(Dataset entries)
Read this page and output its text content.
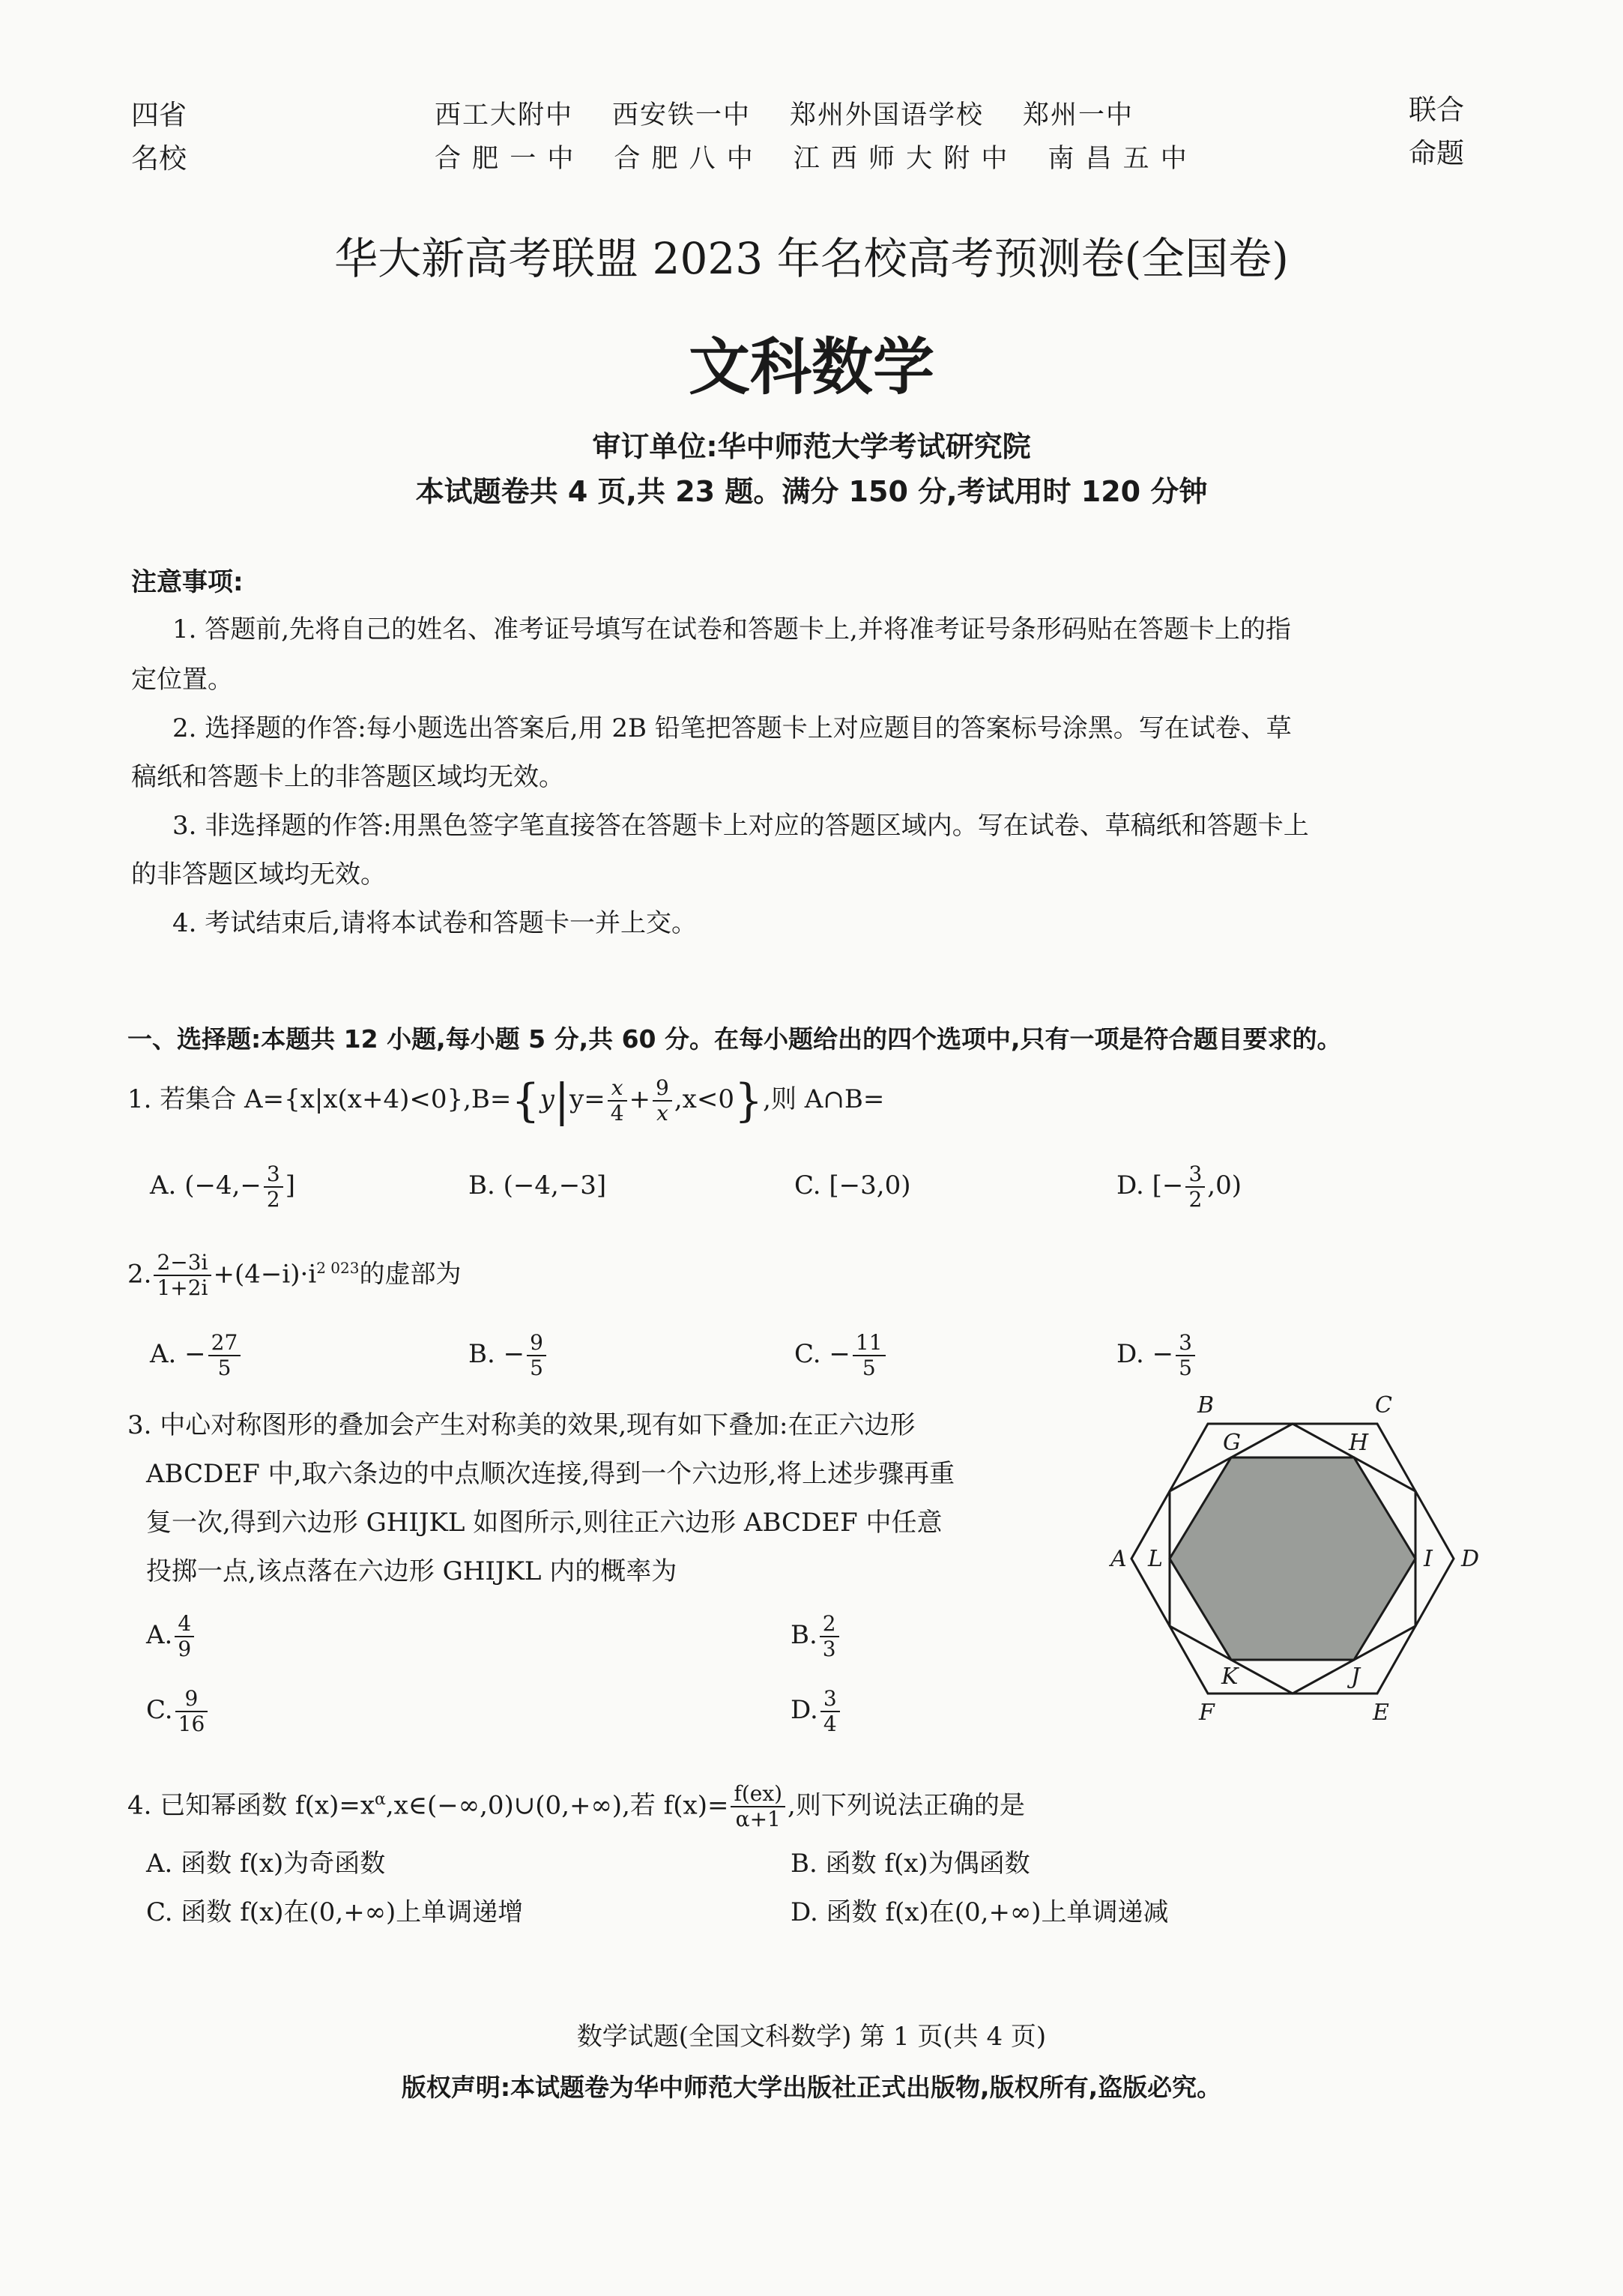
四省
名校
西工大附中 西安铁一中 郑州外国语学校 郑州一中
合 肥 一 中 合 肥 八 中 江 西 师 大 附 中 南 昌 五 中
联合
命题
华大新高考联盟 2023 年名校高考预测卷(全国卷)
文科数学
审订单位:华中师范大学考试研究院
本试题卷共 4 页,共 23 题。满分 150 分,考试用时 120 分钟
注意事项:
1. 答题前,先将自己的姓名、准考证号填写在试卷和答题卡上,并将准考证号条形码贴在答题卡上的指
定位置。
2. 选择题的作答:每小题选出答案后,用 2B 铅笔把答题卡上对应题目的答案标号涂黑。写在试卷、草
稿纸和答题卡上的非答题区域均无效。
3. 非选择题的作答:用黑色签字笔直接答在答题卡上对应的答题区域内。写在试卷、草稿纸和答题卡上
的非答题区域均无效。
4. 考试结束后,请将本试卷和答题卡一并上交。
一、选择题:本题共 12 小题,每小题 5 分,共 60 分。在每小题给出的四个选项中,只有一项是符合题目要求的。
1. 若集合 $A=\{x|x(x+4)<0\},B=\{y|y= \frac{x}{4} + \frac{9}{x} ,x<0\}$,则 A∩B=
A. ($-4,- \frac{3}{2}$ ]	B. (−4,−3]	C. [−3,0)	D. [− $\frac{3}{2} ,0$)
2. $\frac{2-3i}{1+2i} +(4-i)\cdot i^{2 023}$的虚部为
A. − $\frac{27}{5}$	B. − $\frac{9}{5}$	C. − $\frac{11}{5}$	D. − $\frac{3}{5}$
3. 中心对称图形的叠加会产生对称美的效果,现有如下叠加:在正六边形
ABCDEF 中,取六条边的中点顺次连接,得到一个六边形,将上述步骤再重
复一次,得到六边形 GHIJKL 如图所示,则往正六边形 ABCDEF 中任意
投掷一点,该点落在六边形 GHIJKL 内的概率为
A. $\frac{4}{9}$	B. $\frac{2}{3}$
C. $\frac{9}{16}$	D. $\frac{3}{4}$
A
B	C
D
E
F
G	H
I
J
K
L
4. 已知幂函数 $f(x)=x^\alpha,x\in(-\infty,0)\cup(0,+\infty)$,若 $f(x)= \frac{f(ex)}{\alpha+1}$ ,则下列说法正确的是
A. 函数 f(x)为奇函数	B. 函数 f(x)为偶函数
C. 函数 f(x)在(0,+∞)上单调递增	D. 函数 f(x)在(0,+∞)上单调递减
数学试题(全国文科数学) 第 1 页(共 4 页)
版权声明:本试题卷为华中师范大学出版社正式出版物,版权所有,盗版必究。
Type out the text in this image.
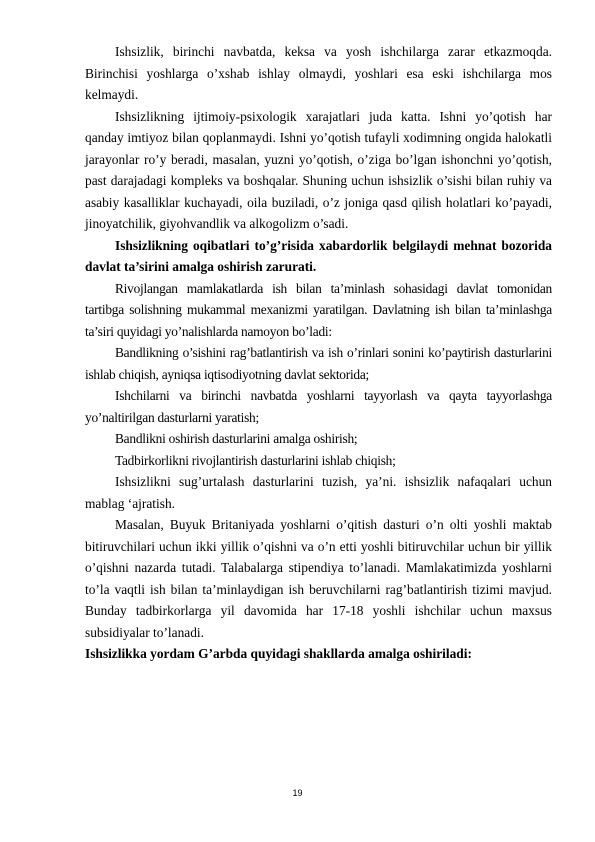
Ishsizlik, birinchi navbatda, keksa va yosh ishchilarga zarar etkazmoqda. Birinchisi yoshlarga o’xshab ishlay olmaydi, yoshlari esa eski ishchilarga mos kelmaydi.

Ishsizlikning ijtimoiy-psixologik xarajatlari juda katta. Ishni yo’qotish har qanday imtiyoz bilan qoplanmaydi. Ishni yo’qotish tufayli xodimning ongida halokatli jarayonlar ro’y beradi, masalan, yuzni yo’qotish, o’ziga bo’lgan ishonchni yo’qotish, past darajadagi kompleks va boshqalar. Shuning uchun ishsizlik o’sishi bilan ruhiy va asabiy kasalliklar kuchayadi, oila buziladi, o’z joniga qasd qilish holatlari ko’payadi, jinoyatchilik, giyohvandlik va alkogolizm o’sadi.

Ishsizlikning oqibatlari to’g’risida xabardorlik belgilaydi mehnat bozorida davlat ta’sirini amalga oshirish zarurati.

Rivojlangan mamlakatlarda ish bilan ta’minlash sohasidagi davlat tomonidan tartibga solishning mukammal mexanizmi yaratilgan. Davlatning ish bilan ta’minlashga ta’siri quyidagi yo’nalishlarda namoyon bo’ladi:

Bandlikning o’sishini rag’batlantirish va ish o’rinlari sonini ko’paytirish dasturlarini ishlab chiqish, ayniqsa iqtisodiyotning davlat sektorida;

Ishchilarni va birinchi navbatda yoshlarni tayyorlash va qayta tayyorlashga yo’naltirilgan dasturlarni yaratish;

Bandlikni oshirish dasturlarini amalga oshirish;

Tadbirkorlikni rivojlantirish dasturlarini ishlab chiqish;

Ishsizlikni sug’urtalash dasturlarini tuzish, ya’ni. ishsizlik nafaqalari uchun mablag ‘ajratish.

Masalan, Buyuk Britaniyada yoshlarni o’qitish dasturi o’n olti yoshli maktab bitiruvchilari uchun ikki yillik o’qishni va o’n etti yoshli bitiruvchilar uchun bir yillik o’qishni nazarda tutadi. Talabalarga stipendiya to’lanadi. Mamlakatimizda yoshlarni to’la vaqtli ish bilan ta’minlaydigan ish beruvchilarni rag’batlantirish tizimi mavjud. Bunday tadbirkorlarga yil davomida har 17-18 yoshli ishchilar uchun maxsus subsidiyalar to’lanadi.

Ishsizlikka yordam G’arbda quyidagi shakllarda amalga oshiriladi:

19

# PROMPT
Where a line above contains the word "navbatda", copy that line.

# TASK ANSWER
Ishsizlik, birinchi navbatda, keksa va yosh ishchilarga zarar etkazmoqda. Birinchisi yoshlarga o’xshab ishlay olmaydi, yoshlari esa eski ishchilarga mos kelmaydi.
Ishchilarni va birinchi navbatda yoshlarni tayyorlash va qayta tayyorlashga yo’naltirilgan dasturlarni yaratish;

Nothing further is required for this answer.